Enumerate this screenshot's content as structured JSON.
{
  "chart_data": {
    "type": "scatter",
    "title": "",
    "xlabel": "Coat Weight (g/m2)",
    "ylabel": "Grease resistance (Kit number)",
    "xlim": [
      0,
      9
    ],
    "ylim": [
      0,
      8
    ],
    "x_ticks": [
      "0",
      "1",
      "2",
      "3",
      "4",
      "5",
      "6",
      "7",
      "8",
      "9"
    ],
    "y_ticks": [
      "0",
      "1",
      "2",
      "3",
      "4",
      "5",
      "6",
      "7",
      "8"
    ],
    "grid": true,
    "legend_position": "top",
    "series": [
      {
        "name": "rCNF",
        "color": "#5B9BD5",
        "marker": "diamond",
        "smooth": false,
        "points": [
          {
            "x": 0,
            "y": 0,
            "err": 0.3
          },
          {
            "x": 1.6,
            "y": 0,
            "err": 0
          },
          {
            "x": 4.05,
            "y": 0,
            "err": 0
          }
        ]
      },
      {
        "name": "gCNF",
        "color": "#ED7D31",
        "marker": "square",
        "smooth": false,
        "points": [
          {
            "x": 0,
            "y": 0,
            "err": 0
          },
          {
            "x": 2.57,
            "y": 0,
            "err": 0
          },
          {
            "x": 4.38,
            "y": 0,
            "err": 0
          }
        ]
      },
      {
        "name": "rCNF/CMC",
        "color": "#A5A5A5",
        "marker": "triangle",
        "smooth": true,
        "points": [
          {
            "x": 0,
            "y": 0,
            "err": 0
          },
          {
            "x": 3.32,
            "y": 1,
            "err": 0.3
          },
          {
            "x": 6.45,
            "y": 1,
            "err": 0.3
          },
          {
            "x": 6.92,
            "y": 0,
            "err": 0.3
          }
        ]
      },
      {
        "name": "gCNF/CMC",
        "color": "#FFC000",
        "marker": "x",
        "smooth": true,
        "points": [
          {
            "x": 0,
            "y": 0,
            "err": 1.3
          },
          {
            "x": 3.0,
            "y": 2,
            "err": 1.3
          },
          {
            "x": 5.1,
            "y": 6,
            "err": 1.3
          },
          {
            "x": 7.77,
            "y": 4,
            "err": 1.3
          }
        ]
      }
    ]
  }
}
==============================
EXERCISE DIRECTIONS
Return each entry from the material above exactly as it appears.

FULL ANSWER
Enumerate this screenshot's content as structured JSON.
{
  "chart_data": {
    "type": "scatter",
    "title": "",
    "xlabel": "Coat Weight (g/m2)",
    "ylabel": "Grease resistance (Kit number)",
    "xlim": [
      0,
      9
    ],
    "ylim": [
      0,
      8
    ],
    "x_ticks": [
      "0",
      "1",
      "2",
      "3",
      "4",
      "5",
      "6",
      "7",
      "8",
      "9"
    ],
    "y_ticks": [
      "0",
      "1",
      "2",
      "3",
      "4",
      "5",
      "6",
      "7",
      "8"
    ],
    "grid": true,
    "legend_position": "top",
    "series": [
      {
        "name": "rCNF",
        "color": "#5B9BD5",
        "marker": "diamond",
        "smooth": false,
        "points": [
          {
            "x": 0,
            "y": 0,
            "err": 0.3
          },
          {
            "x": 1.6,
            "y": 0,
            "err": 0
          },
          {
            "x": 4.05,
            "y": 0,
            "err": 0
          }
        ]
      },
      {
        "name": "gCNF",
        "color": "#ED7D31",
        "marker": "square",
        "smooth": false,
        "points": [
          {
            "x": 0,
            "y": 0,
            "err": 0
          },
          {
            "x": 2.57,
            "y": 0,
            "err": 0
          },
          {
            "x": 4.38,
            "y": 0,
            "err": 0
          }
        ]
      },
      {
        "name": "rCNF/CMC",
        "color": "#A5A5A5",
        "marker": "triangle",
        "smooth": true,
        "points": [
          {
            "x": 0,
            "y": 0,
            "err": 0
          },
          {
            "x": 3.32,
            "y": 1,
            "err": 0.3
          },
          {
            "x": 6.45,
            "y": 1,
            "err": 0.3
          },
          {
            "x": 6.92,
            "y": 0,
            "err": 0.3
          }
        ]
      },
      {
        "name": "gCNF/CMC",
        "color": "#FFC000",
        "marker": "x",
        "smooth": true,
        "points": [
          {
            "x": 0,
            "y": 0,
            "err": 1.3
          },
          {
            "x": 3.0,
            "y": 2,
            "err": 1.3
          },
          {
            "x": 5.1,
            "y": 6,
            "err": 1.3
          },
          {
            "x": 7.77,
            "y": 4,
            "err": 1.3
          }
        ]
      }
    ]
  }
}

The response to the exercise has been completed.